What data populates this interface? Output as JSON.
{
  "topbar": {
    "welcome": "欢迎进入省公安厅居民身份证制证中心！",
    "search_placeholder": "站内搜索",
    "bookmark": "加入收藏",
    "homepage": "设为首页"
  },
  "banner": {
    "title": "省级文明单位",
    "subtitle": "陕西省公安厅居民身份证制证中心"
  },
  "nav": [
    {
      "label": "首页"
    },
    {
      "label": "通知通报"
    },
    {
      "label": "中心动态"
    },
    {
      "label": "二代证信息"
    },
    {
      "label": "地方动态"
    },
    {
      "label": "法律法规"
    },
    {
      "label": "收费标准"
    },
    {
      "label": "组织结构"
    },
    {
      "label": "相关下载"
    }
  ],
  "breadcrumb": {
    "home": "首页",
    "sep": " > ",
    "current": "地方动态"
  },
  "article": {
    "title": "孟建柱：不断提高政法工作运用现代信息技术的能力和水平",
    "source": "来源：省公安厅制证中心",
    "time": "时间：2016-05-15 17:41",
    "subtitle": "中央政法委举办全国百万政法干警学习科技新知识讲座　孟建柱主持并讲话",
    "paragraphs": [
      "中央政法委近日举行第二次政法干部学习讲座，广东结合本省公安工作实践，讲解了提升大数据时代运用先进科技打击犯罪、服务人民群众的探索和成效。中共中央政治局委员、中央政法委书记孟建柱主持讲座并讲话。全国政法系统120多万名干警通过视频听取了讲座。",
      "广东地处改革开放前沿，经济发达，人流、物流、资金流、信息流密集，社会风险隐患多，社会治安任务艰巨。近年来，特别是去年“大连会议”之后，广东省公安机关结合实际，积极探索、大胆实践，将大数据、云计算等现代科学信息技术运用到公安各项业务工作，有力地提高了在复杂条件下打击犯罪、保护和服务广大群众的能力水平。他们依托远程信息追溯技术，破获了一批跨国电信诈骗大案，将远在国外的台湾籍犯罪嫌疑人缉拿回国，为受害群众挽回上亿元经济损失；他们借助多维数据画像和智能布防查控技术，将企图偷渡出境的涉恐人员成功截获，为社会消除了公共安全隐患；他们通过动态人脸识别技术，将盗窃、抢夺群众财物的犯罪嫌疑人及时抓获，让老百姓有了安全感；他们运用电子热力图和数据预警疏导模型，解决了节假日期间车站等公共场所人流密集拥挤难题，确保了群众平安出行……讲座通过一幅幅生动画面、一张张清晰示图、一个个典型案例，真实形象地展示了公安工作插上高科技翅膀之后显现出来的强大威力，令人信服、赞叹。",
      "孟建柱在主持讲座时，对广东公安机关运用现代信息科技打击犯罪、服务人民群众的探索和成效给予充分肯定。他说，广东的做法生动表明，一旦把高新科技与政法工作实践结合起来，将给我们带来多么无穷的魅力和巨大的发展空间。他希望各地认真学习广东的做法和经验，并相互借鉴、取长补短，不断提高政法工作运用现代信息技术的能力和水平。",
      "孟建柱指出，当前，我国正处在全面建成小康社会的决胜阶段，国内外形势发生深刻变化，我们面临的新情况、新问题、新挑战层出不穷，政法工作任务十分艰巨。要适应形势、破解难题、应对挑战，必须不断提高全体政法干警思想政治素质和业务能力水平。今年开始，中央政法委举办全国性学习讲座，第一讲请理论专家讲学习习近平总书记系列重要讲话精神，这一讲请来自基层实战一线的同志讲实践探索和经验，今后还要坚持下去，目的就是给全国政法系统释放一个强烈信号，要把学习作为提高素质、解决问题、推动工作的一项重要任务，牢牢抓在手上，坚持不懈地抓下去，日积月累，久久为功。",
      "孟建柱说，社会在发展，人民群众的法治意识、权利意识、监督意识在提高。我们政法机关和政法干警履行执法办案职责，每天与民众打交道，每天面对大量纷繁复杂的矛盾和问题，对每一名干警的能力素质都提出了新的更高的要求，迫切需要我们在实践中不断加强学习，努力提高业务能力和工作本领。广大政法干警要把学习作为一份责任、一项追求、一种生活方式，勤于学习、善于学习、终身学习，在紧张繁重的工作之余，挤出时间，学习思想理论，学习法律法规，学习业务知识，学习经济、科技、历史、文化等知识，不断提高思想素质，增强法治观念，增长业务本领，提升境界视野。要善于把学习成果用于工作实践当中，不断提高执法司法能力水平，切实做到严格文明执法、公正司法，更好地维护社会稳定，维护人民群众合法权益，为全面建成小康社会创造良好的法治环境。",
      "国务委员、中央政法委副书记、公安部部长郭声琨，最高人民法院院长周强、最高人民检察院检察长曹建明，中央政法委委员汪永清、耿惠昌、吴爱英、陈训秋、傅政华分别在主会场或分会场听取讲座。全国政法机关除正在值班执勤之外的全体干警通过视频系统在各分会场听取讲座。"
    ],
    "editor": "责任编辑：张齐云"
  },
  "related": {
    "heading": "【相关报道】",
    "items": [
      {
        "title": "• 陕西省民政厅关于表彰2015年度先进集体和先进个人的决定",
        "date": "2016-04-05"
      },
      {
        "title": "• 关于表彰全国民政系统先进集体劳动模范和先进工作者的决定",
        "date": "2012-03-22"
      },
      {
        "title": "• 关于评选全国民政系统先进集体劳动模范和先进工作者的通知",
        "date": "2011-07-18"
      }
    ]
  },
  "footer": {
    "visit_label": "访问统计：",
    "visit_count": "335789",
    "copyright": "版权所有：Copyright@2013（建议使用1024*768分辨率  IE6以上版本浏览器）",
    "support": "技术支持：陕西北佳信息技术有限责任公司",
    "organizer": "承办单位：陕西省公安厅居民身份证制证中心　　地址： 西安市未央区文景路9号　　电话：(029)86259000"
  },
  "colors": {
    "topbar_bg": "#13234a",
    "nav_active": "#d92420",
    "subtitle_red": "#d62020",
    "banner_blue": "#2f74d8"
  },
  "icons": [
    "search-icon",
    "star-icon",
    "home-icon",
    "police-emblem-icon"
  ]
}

To do
Copy all the records above exactly, missing none.

Response
What data populates this interface? Output as JSON.
{
  "topbar": {
    "welcome": "欢迎进入省公安厅居民身份证制证中心！",
    "search_placeholder": "站内搜索",
    "bookmark": "加入收藏",
    "homepage": "设为首页"
  },
  "banner": {
    "title": "省级文明单位",
    "subtitle": "陕西省公安厅居民身份证制证中心"
  },
  "nav": [
    {
      "label": "首页"
    },
    {
      "label": "通知通报"
    },
    {
      "label": "中心动态"
    },
    {
      "label": "二代证信息"
    },
    {
      "label": "地方动态"
    },
    {
      "label": "法律法规"
    },
    {
      "label": "收费标准"
    },
    {
      "label": "组织结构"
    },
    {
      "label": "相关下载"
    }
  ],
  "breadcrumb": {
    "home": "首页",
    "sep": " > ",
    "current": "地方动态"
  },
  "article": {
    "title": "孟建柱：不断提高政法工作运用现代信息技术的能力和水平",
    "source": "来源：省公安厅制证中心",
    "time": "时间：2016-05-15 17:41",
    "subtitle": "中央政法委举办全国百万政法干警学习科技新知识讲座　孟建柱主持并讲话",
    "paragraphs": [
      "中央政法委近日举行第二次政法干部学习讲座，广东结合本省公安工作实践，讲解了提升大数据时代运用先进科技打击犯罪、服务人民群众的探索和成效。中共中央政治局委员、中央政法委书记孟建柱主持讲座并讲话。全国政法系统120多万名干警通过视频听取了讲座。",
      "广东地处改革开放前沿，经济发达，人流、物流、资金流、信息流密集，社会风险隐患多，社会治安任务艰巨。近年来，特别是去年“大连会议”之后，广东省公安机关结合实际，积极探索、大胆实践，将大数据、云计算等现代科学信息技术运用到公安各项业务工作，有力地提高了在复杂条件下打击犯罪、保护和服务广大群众的能力水平。他们依托远程信息追溯技术，破获了一批跨国电信诈骗大案，将远在国外的台湾籍犯罪嫌疑人缉拿回国，为受害群众挽回上亿元经济损失；他们借助多维数据画像和智能布防查控技术，将企图偷渡出境的涉恐人员成功截获，为社会消除了公共安全隐患；他们通过动态人脸识别技术，将盗窃、抢夺群众财物的犯罪嫌疑人及时抓获，让老百姓有了安全感；他们运用电子热力图和数据预警疏导模型，解决了节假日期间车站等公共场所人流密集拥挤难题，确保了群众平安出行……讲座通过一幅幅生动画面、一张张清晰示图、一个个典型案例，真实形象地展示了公安工作插上高科技翅膀之后显现出来的强大威力，令人信服、赞叹。",
      "孟建柱在主持讲座时，对广东公安机关运用现代信息科技打击犯罪、服务人民群众的探索和成效给予充分肯定。他说，广东的做法生动表明，一旦把高新科技与政法工作实践结合起来，将给我们带来多么无穷的魅力和巨大的发展空间。他希望各地认真学习广东的做法和经验，并相互借鉴、取长补短，不断提高政法工作运用现代信息技术的能力和水平。",
      "孟建柱指出，当前，我国正处在全面建成小康社会的决胜阶段，国内外形势发生深刻变化，我们面临的新情况、新问题、新挑战层出不穷，政法工作任务十分艰巨。要适应形势、破解难题、应对挑战，必须不断提高全体政法干警思想政治素质和业务能力水平。今年开始，中央政法委举办全国性学习讲座，第一讲请理论专家讲学习习近平总书记系列重要讲话精神，这一讲请来自基层实战一线的同志讲实践探索和经验，今后还要坚持下去，目的就是给全国政法系统释放一个强烈信号，要把学习作为提高素质、解决问题、推动工作的一项重要任务，牢牢抓在手上，坚持不懈地抓下去，日积月累，久久为功。",
      "孟建柱说，社会在发展，人民群众的法治意识、权利意识、监督意识在提高。我们政法机关和政法干警履行执法办案职责，每天与民众打交道，每天面对大量纷繁复杂的矛盾和问题，对每一名干警的能力素质都提出了新的更高的要求，迫切需要我们在实践中不断加强学习，努力提高业务能力和工作本领。广大政法干警要把学习作为一份责任、一项追求、一种生活方式，勤于学习、善于学习、终身学习，在紧张繁重的工作之余，挤出时间，学习思想理论，学习法律法规，学习业务知识，学习经济、科技、历史、文化等知识，不断提高思想素质，增强法治观念，增长业务本领，提升境界视野。要善于把学习成果用于工作实践当中，不断提高执法司法能力水平，切实做到严格文明执法、公正司法，更好地维护社会稳定，维护人民群众合法权益，为全面建成小康社会创造良好的法治环境。",
      "国务委员、中央政法委副书记、公安部部长郭声琨，最高人民法院院长周强、最高人民检察院检察长曹建明，中央政法委委员汪永清、耿惠昌、吴爱英、陈训秋、傅政华分别在主会场或分会场听取讲座。全国政法机关除正在值班执勤之外的全体干警通过视频系统在各分会场听取讲座。"
    ],
    "editor": "责任编辑：张齐云"
  },
  "related": {
    "heading": "【相关报道】",
    "items": [
      {
        "title": "• 陕西省民政厅关于表彰2015年度先进集体和先进个人的决定",
        "date": "2016-04-05"
      },
      {
        "title": "• 关于表彰全国民政系统先进集体劳动模范和先进工作者的决定",
        "date": "2012-03-22"
      },
      {
        "title": "• 关于评选全国民政系统先进集体劳动模范和先进工作者的通知",
        "date": "2011-07-18"
      }
    ]
  },
  "footer": {
    "visit_label": "访问统计：",
    "visit_count": "335789",
    "copyright": "版权所有：Copyright@2013（建议使用1024*768分辨率  IE6以上版本浏览器）",
    "support": "技术支持：陕西北佳信息技术有限责任公司",
    "organizer": "承办单位：陕西省公安厅居民身份证制证中心　　地址： 西安市未央区文景路9号　　电话：(029)86259000"
  },
  "colors": {
    "topbar_bg": "#13234a",
    "nav_active": "#d92420",
    "subtitle_red": "#d62020",
    "banner_blue": "#2f74d8"
  },
  "icons": [
    "search-icon",
    "star-icon",
    "home-icon",
    "police-emblem-icon"
  ]
}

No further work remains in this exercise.